[What is required] Scan the entries for the string "percevoir" and give the number of lines that have it, nothing further.

---------- Material ----------

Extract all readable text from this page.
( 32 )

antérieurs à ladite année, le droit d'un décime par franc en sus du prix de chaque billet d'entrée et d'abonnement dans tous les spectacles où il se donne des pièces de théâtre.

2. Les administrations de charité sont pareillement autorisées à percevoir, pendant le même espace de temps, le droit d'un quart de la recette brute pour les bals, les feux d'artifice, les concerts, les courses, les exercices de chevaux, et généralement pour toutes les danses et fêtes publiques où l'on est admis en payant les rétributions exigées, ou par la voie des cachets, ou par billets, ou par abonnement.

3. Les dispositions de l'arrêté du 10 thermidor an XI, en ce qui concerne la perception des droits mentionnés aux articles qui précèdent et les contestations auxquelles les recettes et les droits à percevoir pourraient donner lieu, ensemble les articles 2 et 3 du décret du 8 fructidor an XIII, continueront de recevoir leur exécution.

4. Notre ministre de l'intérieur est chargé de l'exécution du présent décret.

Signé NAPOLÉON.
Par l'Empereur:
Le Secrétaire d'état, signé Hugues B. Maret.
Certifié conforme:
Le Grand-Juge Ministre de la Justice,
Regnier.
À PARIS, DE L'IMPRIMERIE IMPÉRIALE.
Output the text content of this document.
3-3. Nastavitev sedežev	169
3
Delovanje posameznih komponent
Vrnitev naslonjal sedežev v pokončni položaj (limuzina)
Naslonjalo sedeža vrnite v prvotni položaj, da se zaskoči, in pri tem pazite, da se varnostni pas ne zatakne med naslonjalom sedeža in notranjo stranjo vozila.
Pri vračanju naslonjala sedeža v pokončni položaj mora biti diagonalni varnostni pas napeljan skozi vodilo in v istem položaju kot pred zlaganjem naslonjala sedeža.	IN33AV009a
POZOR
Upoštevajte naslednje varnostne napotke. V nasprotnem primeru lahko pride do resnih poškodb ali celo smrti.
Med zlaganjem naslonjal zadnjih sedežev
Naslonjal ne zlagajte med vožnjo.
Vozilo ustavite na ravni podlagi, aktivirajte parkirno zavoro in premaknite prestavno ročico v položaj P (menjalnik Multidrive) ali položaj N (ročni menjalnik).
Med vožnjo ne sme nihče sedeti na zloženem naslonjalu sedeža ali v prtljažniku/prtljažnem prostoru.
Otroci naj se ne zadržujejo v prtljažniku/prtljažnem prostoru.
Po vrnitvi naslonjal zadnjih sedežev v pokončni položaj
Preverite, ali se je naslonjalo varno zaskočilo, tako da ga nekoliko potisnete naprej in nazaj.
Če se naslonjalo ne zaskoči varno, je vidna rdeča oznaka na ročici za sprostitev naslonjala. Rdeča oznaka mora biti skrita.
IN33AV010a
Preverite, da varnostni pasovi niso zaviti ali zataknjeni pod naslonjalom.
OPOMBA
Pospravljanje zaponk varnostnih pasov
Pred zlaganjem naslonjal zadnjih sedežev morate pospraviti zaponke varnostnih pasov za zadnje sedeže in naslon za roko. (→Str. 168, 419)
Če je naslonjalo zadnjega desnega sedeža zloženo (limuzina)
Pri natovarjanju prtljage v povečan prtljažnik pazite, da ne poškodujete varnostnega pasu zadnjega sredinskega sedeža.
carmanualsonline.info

----------

[Finished task] 2